-- WORK INSTRUCTIONS --
Write out every line below that includes the word "this".

** Begin TASK DATA **

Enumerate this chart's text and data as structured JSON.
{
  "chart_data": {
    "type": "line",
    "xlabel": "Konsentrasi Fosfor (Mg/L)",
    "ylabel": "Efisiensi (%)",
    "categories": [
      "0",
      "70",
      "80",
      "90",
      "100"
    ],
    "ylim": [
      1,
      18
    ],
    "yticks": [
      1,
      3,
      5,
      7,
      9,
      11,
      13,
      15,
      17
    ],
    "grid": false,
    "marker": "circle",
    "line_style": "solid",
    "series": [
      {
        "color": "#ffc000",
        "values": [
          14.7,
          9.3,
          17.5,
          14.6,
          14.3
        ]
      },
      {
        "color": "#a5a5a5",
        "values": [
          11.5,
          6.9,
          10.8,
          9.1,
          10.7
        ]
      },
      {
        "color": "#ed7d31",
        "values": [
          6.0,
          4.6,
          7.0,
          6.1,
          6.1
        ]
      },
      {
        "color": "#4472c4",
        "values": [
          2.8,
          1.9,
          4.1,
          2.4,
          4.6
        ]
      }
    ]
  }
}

** End TASK DATA **
** Begin TASK DATA **

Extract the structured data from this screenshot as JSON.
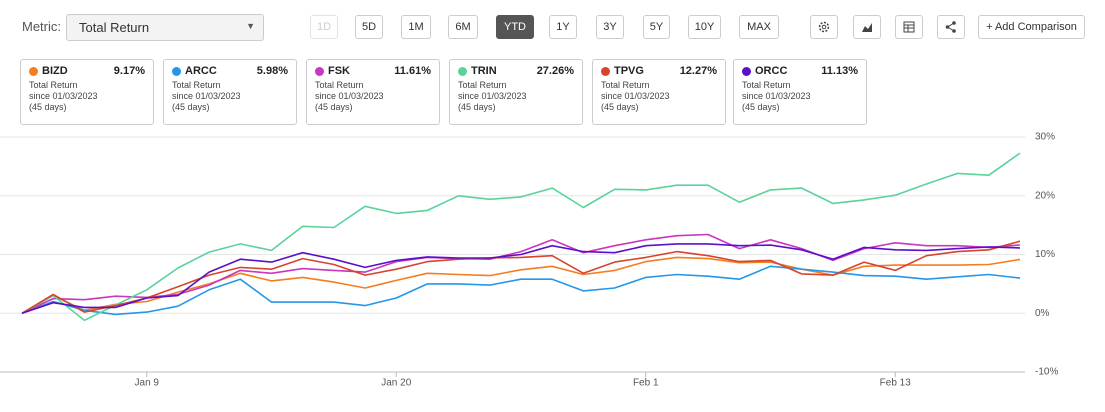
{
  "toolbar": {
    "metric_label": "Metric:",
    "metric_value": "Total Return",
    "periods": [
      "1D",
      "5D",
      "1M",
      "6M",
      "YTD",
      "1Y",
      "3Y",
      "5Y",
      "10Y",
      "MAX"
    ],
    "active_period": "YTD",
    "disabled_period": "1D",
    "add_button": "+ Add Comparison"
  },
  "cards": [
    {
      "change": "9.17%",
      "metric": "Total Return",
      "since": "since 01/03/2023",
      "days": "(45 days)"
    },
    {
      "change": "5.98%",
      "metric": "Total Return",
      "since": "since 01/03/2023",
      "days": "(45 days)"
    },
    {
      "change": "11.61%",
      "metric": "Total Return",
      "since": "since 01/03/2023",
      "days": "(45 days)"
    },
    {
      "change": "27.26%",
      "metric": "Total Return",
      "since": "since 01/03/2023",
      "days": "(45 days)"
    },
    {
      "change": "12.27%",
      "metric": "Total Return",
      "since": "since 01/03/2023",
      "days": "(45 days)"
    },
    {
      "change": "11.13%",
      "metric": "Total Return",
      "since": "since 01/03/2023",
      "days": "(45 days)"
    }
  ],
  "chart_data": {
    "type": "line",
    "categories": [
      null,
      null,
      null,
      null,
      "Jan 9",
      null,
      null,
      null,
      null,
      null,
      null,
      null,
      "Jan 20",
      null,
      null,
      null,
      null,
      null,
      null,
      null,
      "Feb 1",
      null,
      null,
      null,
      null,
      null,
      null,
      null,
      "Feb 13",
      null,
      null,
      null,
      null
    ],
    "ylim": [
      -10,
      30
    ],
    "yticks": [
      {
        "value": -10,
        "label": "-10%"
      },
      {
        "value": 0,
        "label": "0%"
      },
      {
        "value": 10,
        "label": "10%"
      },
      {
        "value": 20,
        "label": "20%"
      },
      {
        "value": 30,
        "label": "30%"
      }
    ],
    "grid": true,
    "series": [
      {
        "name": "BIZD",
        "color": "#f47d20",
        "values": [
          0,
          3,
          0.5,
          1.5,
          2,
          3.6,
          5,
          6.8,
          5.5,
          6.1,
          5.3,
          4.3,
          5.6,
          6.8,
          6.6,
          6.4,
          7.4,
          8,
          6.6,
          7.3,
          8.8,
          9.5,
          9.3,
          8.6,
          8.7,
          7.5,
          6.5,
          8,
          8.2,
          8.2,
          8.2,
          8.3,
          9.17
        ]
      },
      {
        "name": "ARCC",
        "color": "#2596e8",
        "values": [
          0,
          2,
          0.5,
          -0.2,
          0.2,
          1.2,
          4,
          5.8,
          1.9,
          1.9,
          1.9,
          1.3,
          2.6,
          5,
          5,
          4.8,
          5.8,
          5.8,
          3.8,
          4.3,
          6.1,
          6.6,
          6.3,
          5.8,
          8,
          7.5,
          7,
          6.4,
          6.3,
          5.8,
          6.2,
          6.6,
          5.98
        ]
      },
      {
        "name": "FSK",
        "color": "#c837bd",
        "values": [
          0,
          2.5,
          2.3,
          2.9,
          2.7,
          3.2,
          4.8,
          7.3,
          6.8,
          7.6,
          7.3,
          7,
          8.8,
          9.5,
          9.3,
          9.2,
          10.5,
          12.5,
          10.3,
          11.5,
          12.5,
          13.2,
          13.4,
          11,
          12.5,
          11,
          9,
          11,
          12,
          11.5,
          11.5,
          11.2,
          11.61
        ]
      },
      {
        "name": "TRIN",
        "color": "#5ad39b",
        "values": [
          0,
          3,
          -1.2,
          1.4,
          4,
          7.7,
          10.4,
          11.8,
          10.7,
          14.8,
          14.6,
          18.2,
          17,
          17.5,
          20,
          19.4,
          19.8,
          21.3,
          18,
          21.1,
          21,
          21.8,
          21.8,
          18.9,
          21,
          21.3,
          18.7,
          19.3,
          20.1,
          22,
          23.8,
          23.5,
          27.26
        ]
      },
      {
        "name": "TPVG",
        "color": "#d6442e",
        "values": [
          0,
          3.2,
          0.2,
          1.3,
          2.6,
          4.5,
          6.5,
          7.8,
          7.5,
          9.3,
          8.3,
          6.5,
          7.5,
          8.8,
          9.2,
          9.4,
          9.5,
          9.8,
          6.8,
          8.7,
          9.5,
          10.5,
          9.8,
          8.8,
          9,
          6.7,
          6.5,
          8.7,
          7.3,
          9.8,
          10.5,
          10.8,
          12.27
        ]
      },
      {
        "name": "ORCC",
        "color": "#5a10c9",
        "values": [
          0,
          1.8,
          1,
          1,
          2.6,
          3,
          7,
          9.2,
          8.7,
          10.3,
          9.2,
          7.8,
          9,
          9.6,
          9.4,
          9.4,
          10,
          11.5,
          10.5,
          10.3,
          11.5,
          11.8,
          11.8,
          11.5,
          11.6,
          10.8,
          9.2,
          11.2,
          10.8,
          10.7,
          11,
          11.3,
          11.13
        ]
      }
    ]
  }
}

** End TASK DATA **
** Begin TASK DATA **

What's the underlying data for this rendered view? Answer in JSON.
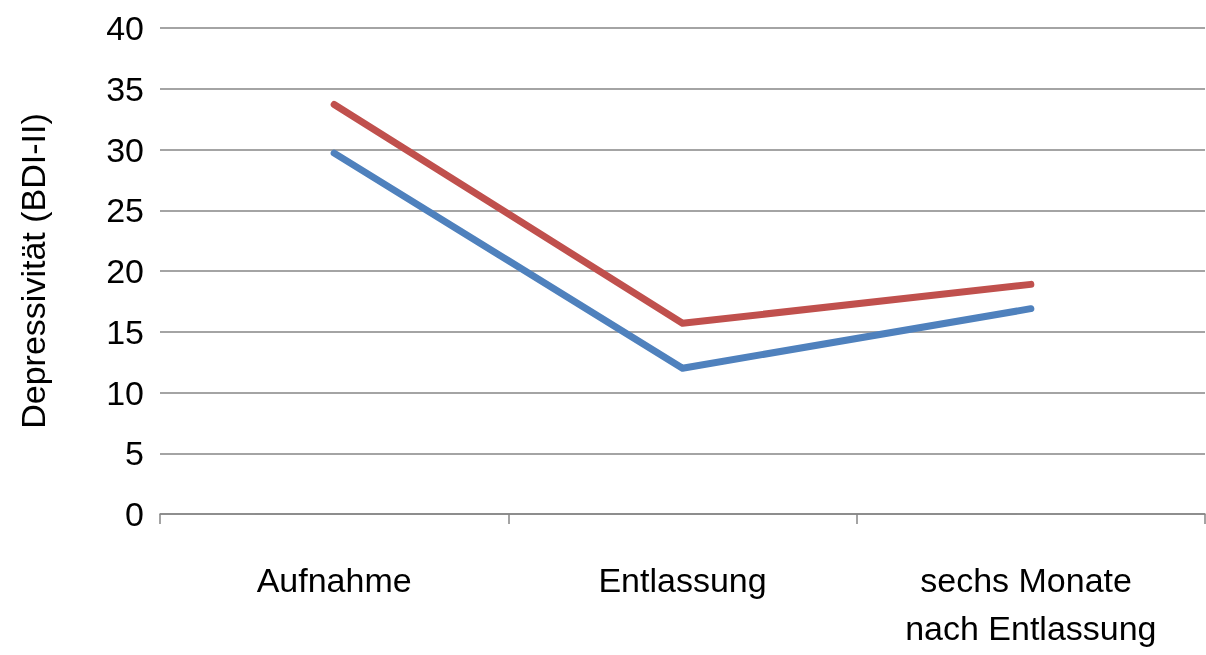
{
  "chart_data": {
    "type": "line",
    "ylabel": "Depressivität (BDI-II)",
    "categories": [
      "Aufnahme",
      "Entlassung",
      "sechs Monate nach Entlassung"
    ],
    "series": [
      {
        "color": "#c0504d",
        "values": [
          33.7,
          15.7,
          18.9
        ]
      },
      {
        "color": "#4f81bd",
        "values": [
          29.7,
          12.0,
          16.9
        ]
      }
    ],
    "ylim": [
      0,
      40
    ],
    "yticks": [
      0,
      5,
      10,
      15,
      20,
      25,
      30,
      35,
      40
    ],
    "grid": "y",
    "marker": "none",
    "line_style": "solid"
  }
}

** End TASK DATA **

-- OUTPUT OF THE EXERCISE --
Enumerate this chart's text and data as structured JSON.
Extract the structured data from this screenshot as JSON.
What's the underlying data for this rendered view? Answer in JSON.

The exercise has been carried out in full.